> [GOAL OF THE EXERCISE]
Output only the count of lines that contain "JSON".

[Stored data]
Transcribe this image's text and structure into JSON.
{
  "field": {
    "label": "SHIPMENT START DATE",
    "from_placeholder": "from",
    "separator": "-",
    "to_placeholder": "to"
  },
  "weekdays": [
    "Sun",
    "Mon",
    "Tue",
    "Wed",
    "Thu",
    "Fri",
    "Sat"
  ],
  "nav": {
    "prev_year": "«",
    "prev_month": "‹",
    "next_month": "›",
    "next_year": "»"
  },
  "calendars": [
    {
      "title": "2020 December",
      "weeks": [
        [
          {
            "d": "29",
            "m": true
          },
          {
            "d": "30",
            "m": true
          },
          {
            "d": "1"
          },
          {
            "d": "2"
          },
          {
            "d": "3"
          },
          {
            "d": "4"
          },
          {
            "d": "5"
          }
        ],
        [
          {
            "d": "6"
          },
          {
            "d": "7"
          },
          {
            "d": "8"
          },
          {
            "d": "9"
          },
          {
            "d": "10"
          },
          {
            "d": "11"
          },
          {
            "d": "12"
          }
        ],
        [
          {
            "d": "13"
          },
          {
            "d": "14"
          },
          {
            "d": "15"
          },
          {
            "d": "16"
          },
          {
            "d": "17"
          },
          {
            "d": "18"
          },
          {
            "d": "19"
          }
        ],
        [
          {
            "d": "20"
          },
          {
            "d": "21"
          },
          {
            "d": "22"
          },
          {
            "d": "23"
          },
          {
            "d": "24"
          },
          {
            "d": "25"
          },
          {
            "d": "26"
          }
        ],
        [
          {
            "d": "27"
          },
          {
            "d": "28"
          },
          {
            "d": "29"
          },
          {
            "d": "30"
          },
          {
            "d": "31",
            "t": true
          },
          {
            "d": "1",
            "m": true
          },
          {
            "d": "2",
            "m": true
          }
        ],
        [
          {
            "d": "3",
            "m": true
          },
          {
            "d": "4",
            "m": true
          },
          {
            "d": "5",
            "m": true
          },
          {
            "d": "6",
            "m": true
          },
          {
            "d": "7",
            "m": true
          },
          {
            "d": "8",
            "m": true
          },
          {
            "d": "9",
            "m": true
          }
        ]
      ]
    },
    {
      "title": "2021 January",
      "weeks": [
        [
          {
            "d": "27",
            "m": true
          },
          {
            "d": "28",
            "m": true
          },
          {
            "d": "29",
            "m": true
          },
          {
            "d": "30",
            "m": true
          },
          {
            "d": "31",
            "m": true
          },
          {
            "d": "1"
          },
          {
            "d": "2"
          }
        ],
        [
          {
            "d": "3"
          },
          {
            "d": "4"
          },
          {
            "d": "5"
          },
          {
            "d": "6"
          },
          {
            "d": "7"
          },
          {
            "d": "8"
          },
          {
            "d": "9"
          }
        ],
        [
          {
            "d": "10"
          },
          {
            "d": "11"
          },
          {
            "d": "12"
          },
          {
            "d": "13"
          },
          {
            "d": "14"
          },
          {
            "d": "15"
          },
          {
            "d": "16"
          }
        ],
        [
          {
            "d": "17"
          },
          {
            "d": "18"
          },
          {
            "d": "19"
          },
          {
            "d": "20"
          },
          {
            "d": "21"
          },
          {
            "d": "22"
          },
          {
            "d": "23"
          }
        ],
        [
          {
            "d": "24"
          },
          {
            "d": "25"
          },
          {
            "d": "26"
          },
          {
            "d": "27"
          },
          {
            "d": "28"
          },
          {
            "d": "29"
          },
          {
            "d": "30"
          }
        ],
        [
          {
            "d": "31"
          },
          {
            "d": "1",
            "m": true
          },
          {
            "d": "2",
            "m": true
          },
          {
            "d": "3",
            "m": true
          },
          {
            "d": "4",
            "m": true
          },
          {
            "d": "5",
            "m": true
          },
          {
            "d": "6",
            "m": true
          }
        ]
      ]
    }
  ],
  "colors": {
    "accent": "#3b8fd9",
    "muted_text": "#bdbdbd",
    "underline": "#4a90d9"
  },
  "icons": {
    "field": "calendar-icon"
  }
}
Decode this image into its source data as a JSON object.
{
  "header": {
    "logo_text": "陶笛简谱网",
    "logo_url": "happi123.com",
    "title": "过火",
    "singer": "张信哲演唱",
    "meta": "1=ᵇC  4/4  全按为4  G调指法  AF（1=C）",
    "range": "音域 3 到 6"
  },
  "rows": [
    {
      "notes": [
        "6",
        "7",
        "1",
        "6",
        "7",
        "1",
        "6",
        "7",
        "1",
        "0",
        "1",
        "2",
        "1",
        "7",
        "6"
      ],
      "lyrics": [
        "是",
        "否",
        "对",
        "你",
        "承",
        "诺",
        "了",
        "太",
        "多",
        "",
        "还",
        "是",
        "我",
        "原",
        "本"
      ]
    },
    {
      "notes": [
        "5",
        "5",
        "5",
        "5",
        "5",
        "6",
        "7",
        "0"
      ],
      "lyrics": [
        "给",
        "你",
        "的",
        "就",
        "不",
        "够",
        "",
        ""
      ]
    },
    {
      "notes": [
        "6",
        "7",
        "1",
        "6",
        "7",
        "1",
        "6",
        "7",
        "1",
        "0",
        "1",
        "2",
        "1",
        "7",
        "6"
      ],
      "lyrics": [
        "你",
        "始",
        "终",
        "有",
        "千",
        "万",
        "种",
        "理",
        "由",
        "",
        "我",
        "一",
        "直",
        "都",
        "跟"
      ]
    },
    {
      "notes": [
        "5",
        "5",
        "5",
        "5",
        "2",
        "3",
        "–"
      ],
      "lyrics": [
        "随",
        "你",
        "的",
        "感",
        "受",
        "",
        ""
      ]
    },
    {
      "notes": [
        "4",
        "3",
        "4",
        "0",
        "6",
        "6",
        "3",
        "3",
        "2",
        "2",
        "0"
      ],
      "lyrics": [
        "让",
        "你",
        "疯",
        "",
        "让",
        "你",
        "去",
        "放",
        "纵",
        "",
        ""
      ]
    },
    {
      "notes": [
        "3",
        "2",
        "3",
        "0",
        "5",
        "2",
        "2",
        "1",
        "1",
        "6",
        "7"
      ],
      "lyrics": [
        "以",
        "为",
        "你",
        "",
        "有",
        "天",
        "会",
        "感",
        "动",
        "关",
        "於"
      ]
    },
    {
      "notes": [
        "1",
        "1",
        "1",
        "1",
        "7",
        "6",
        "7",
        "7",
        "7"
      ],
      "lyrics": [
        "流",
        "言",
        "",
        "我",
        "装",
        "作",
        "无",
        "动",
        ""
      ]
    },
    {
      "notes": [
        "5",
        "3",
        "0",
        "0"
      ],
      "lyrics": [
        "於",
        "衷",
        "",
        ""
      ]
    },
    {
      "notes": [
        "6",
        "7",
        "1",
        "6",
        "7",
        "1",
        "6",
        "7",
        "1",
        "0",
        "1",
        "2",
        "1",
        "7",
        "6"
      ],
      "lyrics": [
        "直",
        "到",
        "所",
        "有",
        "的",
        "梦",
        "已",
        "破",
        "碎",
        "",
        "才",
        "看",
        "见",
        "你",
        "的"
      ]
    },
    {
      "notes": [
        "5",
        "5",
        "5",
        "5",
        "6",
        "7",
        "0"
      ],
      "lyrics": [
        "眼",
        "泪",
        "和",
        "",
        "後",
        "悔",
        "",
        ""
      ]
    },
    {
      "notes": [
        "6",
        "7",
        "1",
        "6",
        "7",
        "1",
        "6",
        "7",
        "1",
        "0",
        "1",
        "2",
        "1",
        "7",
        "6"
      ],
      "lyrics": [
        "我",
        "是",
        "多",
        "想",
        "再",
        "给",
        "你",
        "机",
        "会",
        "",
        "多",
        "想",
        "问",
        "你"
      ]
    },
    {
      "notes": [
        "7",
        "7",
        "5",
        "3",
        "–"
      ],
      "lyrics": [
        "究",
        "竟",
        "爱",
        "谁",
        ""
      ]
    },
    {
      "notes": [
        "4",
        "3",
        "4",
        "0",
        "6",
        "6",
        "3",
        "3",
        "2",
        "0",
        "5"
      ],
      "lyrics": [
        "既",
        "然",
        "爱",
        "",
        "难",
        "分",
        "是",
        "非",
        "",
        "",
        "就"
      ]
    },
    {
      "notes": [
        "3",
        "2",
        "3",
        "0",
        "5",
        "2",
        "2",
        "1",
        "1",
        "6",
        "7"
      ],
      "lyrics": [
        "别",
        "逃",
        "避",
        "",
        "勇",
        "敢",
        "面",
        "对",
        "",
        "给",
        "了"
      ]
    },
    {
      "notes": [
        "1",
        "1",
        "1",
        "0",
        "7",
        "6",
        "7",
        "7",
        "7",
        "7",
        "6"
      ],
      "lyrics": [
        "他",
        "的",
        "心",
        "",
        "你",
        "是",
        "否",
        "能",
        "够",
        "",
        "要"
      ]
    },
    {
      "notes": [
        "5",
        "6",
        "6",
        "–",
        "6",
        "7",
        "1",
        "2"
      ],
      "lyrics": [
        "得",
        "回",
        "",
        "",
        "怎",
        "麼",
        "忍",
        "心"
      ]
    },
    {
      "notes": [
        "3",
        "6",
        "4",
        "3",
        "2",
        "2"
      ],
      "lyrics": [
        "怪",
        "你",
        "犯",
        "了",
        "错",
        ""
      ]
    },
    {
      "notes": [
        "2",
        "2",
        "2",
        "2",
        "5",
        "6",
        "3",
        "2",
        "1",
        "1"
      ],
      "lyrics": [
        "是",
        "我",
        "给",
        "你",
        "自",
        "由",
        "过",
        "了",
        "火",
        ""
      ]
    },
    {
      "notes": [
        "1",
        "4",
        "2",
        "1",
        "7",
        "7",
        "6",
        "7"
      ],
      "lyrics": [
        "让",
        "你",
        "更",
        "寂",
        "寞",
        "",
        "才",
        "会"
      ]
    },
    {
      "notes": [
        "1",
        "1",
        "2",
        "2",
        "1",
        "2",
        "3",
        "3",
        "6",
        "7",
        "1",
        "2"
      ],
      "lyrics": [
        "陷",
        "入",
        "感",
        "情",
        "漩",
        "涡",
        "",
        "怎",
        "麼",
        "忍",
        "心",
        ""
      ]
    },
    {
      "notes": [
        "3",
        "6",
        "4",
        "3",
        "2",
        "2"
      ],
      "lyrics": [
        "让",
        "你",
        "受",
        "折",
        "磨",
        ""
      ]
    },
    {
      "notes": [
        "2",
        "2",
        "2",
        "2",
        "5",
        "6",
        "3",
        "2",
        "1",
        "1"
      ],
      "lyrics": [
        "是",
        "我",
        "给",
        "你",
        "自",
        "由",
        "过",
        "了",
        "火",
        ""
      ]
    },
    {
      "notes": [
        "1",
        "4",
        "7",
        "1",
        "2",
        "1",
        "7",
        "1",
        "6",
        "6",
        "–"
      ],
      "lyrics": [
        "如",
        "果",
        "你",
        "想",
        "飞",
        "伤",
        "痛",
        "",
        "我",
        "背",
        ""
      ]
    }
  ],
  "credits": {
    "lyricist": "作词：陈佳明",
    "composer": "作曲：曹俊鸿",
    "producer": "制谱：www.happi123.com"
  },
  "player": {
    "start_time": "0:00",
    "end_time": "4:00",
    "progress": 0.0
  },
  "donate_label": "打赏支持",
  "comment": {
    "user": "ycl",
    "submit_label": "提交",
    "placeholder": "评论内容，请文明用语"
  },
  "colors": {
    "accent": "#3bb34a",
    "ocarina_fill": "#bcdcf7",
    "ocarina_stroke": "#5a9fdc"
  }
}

> [RESULT OF THIS EXERCISE]
2